Problem requirements:
Examine the records and identify each line that includes the string "pages". Copy those lines.

(Data items)
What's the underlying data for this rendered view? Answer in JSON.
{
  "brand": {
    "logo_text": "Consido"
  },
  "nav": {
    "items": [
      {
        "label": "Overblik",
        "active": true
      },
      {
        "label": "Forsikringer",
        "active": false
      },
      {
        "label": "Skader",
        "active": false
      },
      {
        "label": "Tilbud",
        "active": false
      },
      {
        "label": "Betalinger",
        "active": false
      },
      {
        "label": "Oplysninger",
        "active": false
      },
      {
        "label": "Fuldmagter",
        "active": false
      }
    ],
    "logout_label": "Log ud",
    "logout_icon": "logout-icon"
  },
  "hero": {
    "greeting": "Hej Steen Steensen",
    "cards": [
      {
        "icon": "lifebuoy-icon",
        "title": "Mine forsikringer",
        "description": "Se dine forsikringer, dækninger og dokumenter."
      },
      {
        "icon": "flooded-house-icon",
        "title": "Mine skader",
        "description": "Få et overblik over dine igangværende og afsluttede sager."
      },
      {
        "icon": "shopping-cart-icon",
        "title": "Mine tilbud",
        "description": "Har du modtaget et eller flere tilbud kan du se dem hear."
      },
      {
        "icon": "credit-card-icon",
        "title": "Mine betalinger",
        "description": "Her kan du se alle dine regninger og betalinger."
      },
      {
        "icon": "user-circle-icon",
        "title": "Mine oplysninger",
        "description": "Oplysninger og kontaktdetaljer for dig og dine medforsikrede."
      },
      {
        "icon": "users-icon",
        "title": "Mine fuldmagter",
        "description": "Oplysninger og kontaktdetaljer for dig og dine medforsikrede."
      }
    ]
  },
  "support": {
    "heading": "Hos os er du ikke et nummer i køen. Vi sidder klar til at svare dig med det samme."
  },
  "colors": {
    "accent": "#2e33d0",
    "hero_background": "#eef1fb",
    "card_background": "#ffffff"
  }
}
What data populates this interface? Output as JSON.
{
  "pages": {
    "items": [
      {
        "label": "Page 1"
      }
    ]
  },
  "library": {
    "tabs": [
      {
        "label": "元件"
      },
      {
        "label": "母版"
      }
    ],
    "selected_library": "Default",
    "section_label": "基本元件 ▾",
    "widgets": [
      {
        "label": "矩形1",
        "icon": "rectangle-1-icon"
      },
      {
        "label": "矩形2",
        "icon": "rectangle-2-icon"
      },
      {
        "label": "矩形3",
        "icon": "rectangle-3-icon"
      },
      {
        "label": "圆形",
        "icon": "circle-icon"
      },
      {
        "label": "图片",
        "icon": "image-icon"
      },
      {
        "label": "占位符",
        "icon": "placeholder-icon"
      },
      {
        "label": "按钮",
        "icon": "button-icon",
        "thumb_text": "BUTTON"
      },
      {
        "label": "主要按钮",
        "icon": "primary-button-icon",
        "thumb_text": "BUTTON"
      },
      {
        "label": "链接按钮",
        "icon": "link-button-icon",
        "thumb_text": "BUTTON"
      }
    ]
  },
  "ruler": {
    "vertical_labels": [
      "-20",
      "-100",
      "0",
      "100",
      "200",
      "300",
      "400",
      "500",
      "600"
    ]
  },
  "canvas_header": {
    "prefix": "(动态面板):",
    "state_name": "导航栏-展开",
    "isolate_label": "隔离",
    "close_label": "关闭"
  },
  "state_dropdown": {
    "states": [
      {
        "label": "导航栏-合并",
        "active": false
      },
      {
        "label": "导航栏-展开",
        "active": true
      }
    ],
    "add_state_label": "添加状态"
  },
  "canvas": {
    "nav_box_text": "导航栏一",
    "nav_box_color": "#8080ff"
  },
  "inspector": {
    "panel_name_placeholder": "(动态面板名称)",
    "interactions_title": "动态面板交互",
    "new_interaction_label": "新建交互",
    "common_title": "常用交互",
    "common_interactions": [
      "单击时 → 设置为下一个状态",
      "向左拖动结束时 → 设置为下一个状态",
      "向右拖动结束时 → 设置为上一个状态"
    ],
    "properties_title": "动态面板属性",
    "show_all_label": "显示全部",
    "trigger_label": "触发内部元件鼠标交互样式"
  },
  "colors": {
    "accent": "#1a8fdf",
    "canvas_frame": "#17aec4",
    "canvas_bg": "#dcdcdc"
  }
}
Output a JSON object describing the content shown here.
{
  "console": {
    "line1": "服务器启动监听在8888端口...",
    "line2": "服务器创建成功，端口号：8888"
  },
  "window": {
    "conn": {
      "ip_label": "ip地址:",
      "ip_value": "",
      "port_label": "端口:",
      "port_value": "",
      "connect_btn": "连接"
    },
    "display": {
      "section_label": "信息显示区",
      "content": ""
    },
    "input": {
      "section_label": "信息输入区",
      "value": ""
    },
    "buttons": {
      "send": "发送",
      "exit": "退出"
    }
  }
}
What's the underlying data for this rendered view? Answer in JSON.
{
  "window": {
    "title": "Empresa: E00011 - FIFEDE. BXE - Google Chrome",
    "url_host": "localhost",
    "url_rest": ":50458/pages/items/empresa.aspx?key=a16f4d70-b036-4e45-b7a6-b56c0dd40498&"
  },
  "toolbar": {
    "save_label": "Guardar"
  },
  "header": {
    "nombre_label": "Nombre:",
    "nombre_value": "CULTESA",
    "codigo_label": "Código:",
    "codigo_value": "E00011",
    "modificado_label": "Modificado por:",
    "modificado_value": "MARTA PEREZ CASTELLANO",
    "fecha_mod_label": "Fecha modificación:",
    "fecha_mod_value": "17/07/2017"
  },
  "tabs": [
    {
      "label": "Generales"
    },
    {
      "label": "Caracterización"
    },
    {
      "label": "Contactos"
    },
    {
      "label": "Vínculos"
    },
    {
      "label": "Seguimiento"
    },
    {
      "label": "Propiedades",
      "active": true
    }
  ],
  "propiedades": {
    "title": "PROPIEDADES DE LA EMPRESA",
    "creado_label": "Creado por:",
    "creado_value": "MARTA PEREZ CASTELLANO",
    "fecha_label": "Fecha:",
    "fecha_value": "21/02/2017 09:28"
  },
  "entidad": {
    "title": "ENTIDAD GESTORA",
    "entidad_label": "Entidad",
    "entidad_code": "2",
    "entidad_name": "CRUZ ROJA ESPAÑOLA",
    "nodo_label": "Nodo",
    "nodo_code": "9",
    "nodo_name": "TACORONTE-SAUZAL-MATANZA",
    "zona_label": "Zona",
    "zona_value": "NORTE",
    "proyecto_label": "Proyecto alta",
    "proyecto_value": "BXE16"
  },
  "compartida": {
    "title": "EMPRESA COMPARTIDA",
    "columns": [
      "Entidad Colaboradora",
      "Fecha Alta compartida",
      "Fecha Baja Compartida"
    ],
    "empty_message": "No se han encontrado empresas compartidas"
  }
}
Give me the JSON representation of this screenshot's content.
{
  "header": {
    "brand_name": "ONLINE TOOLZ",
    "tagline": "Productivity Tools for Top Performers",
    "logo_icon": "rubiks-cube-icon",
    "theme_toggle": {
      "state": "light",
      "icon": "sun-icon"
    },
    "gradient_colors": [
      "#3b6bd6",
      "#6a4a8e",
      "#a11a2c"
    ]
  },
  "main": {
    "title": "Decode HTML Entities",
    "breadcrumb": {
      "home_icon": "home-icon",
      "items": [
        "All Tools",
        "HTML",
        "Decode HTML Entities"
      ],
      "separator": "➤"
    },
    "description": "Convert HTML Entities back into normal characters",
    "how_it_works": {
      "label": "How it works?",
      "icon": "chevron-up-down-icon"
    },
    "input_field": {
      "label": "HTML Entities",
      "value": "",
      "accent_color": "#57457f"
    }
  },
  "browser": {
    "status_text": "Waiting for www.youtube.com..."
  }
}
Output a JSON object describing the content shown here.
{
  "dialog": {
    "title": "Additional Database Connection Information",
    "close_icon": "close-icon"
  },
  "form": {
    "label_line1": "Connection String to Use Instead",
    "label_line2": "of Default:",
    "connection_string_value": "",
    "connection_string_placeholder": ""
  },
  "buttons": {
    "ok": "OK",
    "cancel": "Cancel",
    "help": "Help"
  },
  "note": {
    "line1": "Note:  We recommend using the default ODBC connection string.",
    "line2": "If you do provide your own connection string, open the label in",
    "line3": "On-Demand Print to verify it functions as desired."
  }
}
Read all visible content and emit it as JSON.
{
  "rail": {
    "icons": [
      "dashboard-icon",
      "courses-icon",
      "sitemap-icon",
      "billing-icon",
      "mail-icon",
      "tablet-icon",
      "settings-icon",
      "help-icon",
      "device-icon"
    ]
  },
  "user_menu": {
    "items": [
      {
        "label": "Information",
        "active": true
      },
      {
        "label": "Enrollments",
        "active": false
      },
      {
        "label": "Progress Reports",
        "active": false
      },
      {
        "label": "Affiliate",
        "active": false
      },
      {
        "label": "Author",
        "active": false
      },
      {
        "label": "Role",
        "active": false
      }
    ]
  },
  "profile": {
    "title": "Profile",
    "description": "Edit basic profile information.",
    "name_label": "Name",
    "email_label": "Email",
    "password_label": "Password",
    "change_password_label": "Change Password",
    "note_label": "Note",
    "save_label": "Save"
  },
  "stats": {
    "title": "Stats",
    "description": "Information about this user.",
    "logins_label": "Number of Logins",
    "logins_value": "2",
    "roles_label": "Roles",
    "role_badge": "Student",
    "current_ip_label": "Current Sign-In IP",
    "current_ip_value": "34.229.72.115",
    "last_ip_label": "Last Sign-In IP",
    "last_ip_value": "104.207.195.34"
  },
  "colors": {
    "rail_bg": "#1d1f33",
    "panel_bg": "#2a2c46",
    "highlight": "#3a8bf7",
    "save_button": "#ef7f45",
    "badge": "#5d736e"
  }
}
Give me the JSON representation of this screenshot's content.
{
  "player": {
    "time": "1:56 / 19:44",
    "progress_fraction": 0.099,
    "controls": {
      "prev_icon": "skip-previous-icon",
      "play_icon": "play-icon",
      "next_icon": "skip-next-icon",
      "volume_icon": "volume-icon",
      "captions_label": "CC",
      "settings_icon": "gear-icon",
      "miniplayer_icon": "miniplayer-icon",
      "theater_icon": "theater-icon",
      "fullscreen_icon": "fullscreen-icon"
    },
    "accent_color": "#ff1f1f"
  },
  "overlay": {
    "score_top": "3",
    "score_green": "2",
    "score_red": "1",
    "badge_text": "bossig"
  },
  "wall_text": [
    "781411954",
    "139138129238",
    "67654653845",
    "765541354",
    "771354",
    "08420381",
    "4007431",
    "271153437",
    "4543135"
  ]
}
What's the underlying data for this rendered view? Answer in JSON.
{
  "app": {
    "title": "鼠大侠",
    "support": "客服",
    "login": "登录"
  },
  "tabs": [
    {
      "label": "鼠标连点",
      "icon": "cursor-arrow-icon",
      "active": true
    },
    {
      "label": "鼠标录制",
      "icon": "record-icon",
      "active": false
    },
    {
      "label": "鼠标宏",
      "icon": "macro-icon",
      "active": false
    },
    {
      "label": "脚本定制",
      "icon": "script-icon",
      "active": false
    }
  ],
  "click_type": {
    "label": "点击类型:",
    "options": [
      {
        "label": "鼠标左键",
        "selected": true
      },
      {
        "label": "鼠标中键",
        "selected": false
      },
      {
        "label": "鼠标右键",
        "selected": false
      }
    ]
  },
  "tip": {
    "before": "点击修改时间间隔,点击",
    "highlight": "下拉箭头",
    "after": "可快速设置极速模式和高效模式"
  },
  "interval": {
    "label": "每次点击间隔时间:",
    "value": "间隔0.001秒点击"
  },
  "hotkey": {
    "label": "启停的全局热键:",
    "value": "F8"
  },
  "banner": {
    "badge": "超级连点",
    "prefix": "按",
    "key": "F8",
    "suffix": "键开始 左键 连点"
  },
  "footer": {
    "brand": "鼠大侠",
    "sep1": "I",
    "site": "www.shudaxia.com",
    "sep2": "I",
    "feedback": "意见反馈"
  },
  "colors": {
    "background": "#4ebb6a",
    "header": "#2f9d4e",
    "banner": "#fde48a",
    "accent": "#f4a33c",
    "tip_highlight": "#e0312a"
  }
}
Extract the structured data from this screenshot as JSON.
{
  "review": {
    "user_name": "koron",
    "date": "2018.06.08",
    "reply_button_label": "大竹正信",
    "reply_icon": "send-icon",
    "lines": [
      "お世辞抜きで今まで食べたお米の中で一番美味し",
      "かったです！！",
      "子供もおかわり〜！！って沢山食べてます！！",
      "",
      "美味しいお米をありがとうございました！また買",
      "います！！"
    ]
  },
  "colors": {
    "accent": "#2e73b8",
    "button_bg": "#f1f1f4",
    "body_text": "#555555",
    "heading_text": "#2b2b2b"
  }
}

Task answer:
  "pages": {
    "url_rest": ":50458/pages/items/empresa.aspx?key=a16f4d70-b036-4e45-b7a6-b56c0dd40498&"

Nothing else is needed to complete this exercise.